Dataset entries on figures
════════════════════

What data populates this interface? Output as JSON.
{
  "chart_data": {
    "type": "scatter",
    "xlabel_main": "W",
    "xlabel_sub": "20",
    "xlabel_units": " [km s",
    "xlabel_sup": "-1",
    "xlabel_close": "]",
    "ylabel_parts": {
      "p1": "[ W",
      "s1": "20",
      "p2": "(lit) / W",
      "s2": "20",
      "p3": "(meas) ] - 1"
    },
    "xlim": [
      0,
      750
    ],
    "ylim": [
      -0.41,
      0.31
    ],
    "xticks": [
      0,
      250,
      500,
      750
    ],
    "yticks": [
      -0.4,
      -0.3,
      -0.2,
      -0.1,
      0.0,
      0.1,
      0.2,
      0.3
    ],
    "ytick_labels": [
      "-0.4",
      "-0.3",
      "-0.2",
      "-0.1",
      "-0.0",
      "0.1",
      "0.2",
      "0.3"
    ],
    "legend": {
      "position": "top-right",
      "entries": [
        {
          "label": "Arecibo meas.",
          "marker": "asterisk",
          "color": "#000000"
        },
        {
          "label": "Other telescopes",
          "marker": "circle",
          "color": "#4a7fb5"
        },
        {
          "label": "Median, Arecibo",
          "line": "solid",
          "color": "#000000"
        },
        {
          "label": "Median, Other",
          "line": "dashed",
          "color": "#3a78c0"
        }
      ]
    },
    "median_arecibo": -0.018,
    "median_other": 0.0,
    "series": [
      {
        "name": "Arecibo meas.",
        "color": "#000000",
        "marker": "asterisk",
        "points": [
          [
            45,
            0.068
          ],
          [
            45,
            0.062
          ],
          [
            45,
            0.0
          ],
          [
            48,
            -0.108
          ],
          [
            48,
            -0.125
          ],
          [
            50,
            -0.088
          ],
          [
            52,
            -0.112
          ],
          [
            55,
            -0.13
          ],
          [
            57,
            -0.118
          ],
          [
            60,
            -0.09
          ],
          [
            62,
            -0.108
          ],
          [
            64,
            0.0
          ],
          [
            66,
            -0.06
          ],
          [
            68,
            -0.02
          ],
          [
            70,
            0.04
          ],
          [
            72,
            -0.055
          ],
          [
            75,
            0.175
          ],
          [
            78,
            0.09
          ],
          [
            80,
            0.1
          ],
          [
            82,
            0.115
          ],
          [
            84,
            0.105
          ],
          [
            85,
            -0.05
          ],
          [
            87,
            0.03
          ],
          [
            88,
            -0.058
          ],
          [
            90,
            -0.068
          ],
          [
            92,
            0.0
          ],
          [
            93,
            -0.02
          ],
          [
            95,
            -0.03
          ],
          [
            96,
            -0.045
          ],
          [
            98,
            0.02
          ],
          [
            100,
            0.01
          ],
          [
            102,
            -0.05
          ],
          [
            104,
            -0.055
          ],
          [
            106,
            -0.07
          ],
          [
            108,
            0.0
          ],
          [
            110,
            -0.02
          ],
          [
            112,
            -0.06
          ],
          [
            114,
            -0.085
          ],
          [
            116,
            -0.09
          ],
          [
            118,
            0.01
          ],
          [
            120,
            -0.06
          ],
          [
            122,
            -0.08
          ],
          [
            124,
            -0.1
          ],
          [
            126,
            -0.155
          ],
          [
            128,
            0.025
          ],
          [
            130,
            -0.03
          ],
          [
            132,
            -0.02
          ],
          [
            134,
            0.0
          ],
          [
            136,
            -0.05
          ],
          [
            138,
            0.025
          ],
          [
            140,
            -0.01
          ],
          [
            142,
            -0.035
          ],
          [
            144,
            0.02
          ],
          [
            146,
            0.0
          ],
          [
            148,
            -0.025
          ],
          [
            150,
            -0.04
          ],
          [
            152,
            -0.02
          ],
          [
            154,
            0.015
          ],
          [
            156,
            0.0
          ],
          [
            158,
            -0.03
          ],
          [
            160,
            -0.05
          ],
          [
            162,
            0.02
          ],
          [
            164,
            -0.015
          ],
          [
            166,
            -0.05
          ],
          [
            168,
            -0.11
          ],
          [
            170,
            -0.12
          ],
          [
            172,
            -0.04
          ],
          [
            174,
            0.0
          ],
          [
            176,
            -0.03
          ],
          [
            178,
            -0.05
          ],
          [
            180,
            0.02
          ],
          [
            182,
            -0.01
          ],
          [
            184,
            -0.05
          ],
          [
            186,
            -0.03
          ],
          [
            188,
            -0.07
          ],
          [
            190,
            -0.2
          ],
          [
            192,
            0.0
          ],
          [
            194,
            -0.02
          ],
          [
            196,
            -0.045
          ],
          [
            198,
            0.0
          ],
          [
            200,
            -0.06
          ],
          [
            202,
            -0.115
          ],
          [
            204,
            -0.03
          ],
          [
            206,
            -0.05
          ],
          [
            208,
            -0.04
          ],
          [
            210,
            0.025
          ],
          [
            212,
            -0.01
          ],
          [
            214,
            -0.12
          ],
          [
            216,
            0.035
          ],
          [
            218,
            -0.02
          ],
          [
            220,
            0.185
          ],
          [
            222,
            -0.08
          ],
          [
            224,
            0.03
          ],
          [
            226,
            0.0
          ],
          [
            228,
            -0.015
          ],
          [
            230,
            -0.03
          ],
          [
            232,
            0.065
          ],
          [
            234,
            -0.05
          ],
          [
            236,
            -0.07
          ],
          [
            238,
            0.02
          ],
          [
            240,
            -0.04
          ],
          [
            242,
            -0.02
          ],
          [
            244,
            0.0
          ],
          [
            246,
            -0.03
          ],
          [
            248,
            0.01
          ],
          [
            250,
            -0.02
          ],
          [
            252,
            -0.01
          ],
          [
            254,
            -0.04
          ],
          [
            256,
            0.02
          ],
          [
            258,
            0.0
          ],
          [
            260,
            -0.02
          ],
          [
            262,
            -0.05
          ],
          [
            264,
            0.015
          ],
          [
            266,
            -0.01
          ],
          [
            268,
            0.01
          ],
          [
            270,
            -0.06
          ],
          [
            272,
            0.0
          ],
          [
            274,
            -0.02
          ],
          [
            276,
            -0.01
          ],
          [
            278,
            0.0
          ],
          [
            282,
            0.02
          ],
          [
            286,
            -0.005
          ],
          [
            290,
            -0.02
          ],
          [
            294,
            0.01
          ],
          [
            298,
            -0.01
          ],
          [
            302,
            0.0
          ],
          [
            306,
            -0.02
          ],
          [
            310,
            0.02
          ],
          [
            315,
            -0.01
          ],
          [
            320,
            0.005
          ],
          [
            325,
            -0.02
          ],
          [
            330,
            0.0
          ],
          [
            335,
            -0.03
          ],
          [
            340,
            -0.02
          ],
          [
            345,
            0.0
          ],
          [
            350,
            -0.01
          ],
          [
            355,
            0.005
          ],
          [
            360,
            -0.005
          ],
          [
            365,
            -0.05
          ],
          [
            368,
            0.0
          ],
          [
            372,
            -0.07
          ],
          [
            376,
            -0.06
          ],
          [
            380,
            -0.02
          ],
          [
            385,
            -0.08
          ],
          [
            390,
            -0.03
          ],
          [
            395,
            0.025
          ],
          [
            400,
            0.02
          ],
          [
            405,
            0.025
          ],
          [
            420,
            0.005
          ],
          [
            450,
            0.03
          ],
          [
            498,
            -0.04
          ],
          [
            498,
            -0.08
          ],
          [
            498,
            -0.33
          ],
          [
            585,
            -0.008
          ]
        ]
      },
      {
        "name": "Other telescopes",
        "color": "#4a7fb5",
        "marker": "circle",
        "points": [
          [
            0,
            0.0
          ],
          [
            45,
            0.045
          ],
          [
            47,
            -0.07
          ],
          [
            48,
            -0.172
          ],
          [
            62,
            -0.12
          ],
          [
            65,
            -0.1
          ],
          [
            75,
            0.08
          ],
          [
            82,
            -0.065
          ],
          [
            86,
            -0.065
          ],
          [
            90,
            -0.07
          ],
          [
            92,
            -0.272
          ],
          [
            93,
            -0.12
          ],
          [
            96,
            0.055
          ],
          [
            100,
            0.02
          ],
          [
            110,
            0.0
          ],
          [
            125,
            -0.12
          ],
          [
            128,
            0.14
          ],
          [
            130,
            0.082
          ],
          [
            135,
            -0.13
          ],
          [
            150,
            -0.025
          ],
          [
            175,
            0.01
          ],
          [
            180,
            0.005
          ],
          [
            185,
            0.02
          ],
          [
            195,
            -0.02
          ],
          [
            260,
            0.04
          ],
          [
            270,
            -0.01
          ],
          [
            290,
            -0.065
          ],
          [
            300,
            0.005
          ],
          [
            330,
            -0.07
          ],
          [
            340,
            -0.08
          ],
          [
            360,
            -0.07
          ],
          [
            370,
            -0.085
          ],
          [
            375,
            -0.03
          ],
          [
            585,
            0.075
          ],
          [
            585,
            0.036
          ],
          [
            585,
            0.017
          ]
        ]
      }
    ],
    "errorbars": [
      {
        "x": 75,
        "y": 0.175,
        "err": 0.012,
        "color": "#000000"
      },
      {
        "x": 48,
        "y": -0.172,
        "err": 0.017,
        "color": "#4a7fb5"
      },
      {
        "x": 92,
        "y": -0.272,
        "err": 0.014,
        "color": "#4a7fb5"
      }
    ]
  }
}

════════════════════

To be done
Extract, from the material above, each line holding the word "marker".

Final result
          "marker": "asterisk",
          "marker": "circle",
        "marker": "asterisk",
        "marker": "circle",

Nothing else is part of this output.